━━━━━ THE DATA

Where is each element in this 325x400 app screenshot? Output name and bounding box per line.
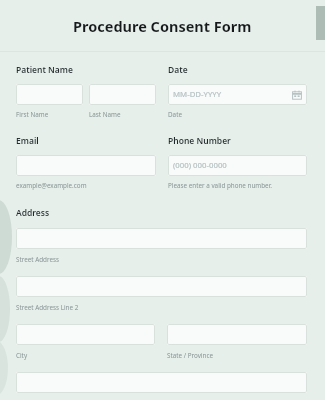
staticText: Address [16, 207, 50, 219]
staticText: Street Address Line 2 [16, 303, 79, 312]
staticText: Procedure Consent Form [73, 16, 252, 36]
button[interactable] [16, 84, 83, 105]
button[interactable]: MM-DD-YYYY [168, 84, 307, 105]
button[interactable] [16, 372, 307, 393]
staticText: example@example.com [16, 181, 87, 190]
staticText: Patient Name [16, 64, 73, 76]
staticText: Phone Number [168, 135, 231, 147]
staticText: MM-DD-YYYY [173, 89, 222, 100]
staticText: State / Province [167, 351, 213, 360]
staticText: City [16, 351, 28, 360]
button[interactable] [16, 276, 307, 297]
staticText: Please enter a valid phone number. [168, 181, 272, 190]
button[interactable] [16, 324, 155, 345]
button[interactable]: (000) 000-0000 [168, 155, 307, 176]
staticText: Last Name [89, 110, 121, 119]
staticText: First Name [16, 110, 49, 119]
staticText: (000) 000-0000 [173, 160, 227, 171]
button[interactable] [16, 228, 307, 249]
button[interactable] [89, 84, 156, 105]
button[interactable] [16, 155, 156, 176]
staticText: Email [16, 135, 39, 147]
staticText: Street Address [16, 255, 60, 264]
button[interactable]: Open calendar picker [292, 90, 302, 100]
button[interactable] [167, 324, 307, 345]
staticText: Date [168, 64, 188, 76]
staticText: Date [168, 110, 182, 119]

━━━━━━━━━━

▸ EXERCISE
Transcribe every line of the entries above with no changes, leaving out the pictures.

▸ ANSWER TO THE TASK
Where is each element in this 325x400 app screenshot? Output name and bounding box per line.
staticText: Address [16, 207, 50, 219]
staticText: Street Address Line 2 [16, 303, 79, 312]
staticText: Procedure Consent Form [73, 16, 252, 36]
button[interactable] [16, 84, 83, 105]
button[interactable]: MM-DD-YYYY [168, 84, 307, 105]
button[interactable] [16, 372, 307, 393]
staticText: example@example.com [16, 181, 87, 190]
staticText: Patient Name [16, 64, 73, 76]
staticText: Phone Number [168, 135, 231, 147]
staticText: MM-DD-YYYY [173, 89, 222, 100]
staticText: State / Province [167, 351, 213, 360]
staticText: City [16, 351, 28, 360]
button[interactable] [16, 276, 307, 297]
staticText: Please enter a valid phone number. [168, 181, 272, 190]
button[interactable] [16, 324, 155, 345]
button[interactable]: (000) 000-0000 [168, 155, 307, 176]
staticText: Last Name [89, 110, 121, 119]
staticText: First Name [16, 110, 49, 119]
staticText: (000) 000-0000 [173, 160, 227, 171]
button[interactable] [16, 228, 307, 249]
button[interactable] [89, 84, 156, 105]
button[interactable] [16, 155, 156, 176]
staticText: Email [16, 135, 39, 147]
staticText: Street Address [16, 255, 60, 264]
button[interactable]: Open calendar picker [292, 90, 302, 100]
button[interactable] [167, 324, 307, 345]
staticText: Date [168, 64, 188, 76]
staticText: Date [168, 110, 182, 119]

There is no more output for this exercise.